**Stated exercise**.
From the entries provided below, copy each line that contains the word "Rest".

— start of Given records —

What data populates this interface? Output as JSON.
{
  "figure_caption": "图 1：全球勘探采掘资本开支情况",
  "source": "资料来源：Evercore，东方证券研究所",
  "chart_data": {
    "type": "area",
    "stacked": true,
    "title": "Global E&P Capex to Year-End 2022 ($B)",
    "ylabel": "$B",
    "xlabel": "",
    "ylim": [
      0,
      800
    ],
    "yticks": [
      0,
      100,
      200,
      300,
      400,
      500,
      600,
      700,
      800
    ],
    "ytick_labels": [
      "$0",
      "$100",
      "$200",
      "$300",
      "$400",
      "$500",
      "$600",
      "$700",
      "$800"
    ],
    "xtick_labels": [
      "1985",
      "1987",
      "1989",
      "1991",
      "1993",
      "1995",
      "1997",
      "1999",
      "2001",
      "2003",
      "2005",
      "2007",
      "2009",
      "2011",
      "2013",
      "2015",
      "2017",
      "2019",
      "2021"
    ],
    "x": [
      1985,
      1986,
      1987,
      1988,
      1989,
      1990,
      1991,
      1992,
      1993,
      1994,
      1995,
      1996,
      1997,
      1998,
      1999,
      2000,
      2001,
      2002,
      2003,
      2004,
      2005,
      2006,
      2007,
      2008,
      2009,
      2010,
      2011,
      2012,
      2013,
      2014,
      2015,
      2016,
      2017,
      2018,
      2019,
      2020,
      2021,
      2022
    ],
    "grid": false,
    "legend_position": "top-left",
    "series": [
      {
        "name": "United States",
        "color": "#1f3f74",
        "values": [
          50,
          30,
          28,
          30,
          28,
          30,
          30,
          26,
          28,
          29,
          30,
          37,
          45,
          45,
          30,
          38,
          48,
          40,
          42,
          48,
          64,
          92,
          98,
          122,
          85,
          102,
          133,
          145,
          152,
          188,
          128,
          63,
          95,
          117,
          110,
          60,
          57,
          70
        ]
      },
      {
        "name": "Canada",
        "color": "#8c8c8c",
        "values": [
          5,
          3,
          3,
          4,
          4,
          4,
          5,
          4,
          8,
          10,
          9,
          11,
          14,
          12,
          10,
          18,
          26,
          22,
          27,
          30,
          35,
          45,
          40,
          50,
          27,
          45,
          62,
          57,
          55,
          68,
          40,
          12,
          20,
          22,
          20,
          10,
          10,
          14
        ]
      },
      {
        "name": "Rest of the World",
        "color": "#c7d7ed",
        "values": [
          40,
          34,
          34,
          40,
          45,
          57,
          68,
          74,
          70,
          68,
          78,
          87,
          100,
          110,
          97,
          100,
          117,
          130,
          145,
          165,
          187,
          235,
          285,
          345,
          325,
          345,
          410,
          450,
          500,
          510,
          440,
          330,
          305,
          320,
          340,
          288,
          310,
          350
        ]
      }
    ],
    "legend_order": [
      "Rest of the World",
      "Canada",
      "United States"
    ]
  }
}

— end of Given records —

**Result**.
        "name": "Rest of the World",
      "Rest of the World",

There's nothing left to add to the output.